◆ DIRECTIVE ◆
Locate each line with the string "prskanja" in the listing below and copy it.

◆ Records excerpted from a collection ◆
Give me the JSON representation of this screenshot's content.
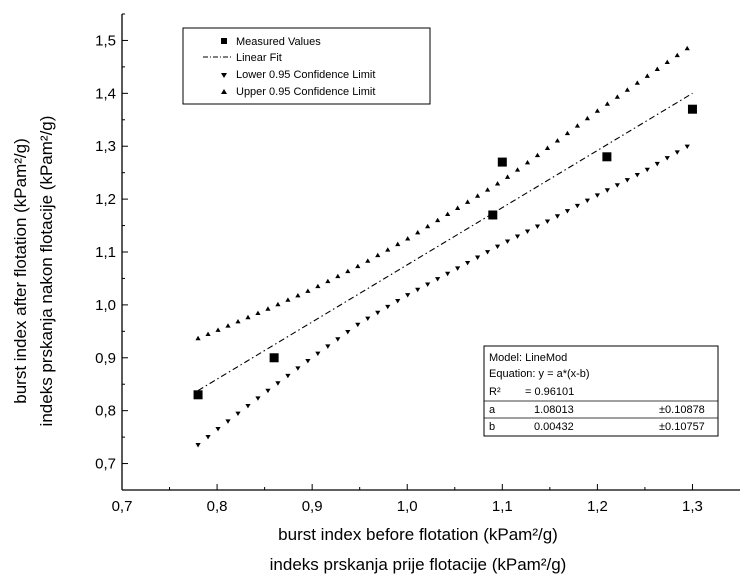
{
  "chart_data": {
    "type": "scatter",
    "xlabel_en": "burst index before flotation (kPam²/g)",
    "xlabel_hr": "indeks prskanja prije flotacije (kPam²/g)",
    "ylabel_en": "burst index after flotation (kPam²/g)",
    "ylabel_hr": "indeks prskanja nakon flotacije (kPam²/g)",
    "xlim": [
      0.7,
      1.35
    ],
    "ylim": [
      0.65,
      1.55
    ],
    "x_ticks": [
      0.7,
      0.8,
      0.9,
      1.0,
      1.1,
      1.2,
      1.3
    ],
    "x_tick_labels": [
      "0,7",
      "0,8",
      "0,9",
      "1,0",
      "1,1",
      "1,2",
      "1,3"
    ],
    "y_ticks": [
      0.7,
      0.8,
      0.9,
      1.0,
      1.1,
      1.2,
      1.3,
      1.4,
      1.5
    ],
    "y_tick_labels": [
      "0,7",
      "0,8",
      "0,9",
      "1,0",
      "1,1",
      "1,2",
      "1,3",
      "1,4",
      "1,5"
    ],
    "grid": false,
    "legend_position": "top-left",
    "series": [
      {
        "name": "Measured Values",
        "marker": "square",
        "x": [
          0.78,
          0.86,
          1.09,
          1.1,
          1.21,
          1.3
        ],
        "y": [
          0.83,
          0.9,
          1.17,
          1.27,
          1.28,
          1.37
        ]
      },
      {
        "name": "Linear Fit",
        "style": "dash-dot",
        "x": [
          0.78,
          1.3
        ],
        "y": [
          0.838,
          1.4
        ]
      },
      {
        "name": "Lower 0.95 Confidence Limit",
        "marker": "triangle-down",
        "x": [
          0.78,
          0.8,
          0.85,
          0.9,
          0.95,
          1.0,
          1.05,
          1.1,
          1.15,
          1.2,
          1.25,
          1.3
        ],
        "y": [
          0.735,
          0.764,
          0.833,
          0.9,
          0.965,
          1.018,
          1.066,
          1.115,
          1.16,
          1.207,
          1.253,
          1.305
        ]
      },
      {
        "name": "Upper 0.95 Confidence Limit",
        "marker": "triangle-up",
        "x": [
          0.78,
          0.8,
          0.85,
          0.9,
          0.95,
          1.0,
          1.05,
          1.1,
          1.15,
          1.2,
          1.25,
          1.3
        ],
        "y": [
          0.937,
          0.952,
          0.99,
          1.03,
          1.075,
          1.125,
          1.18,
          1.235,
          1.3,
          1.367,
          1.43,
          1.492
        ]
      }
    ],
    "stats_box": {
      "model": "Model: LineMod",
      "equation": "Equation: y = a*(x-b)",
      "r2_label": "R²",
      "r2_value": "=  0.96101",
      "params": [
        {
          "name": "a",
          "value": "1.08013",
          "error": "±0.10878"
        },
        {
          "name": "b",
          "value": "0.00432",
          "error": "±0.10757"
        }
      ]
    }
  }
}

◆ OUTPUT OF THE TASK ◆
    "xlabel_hr": "indeks prskanja prije flotacije (kPam²/g)",
    "ylabel_hr": "indeks prskanja nakon flotacije (kPam²/g)",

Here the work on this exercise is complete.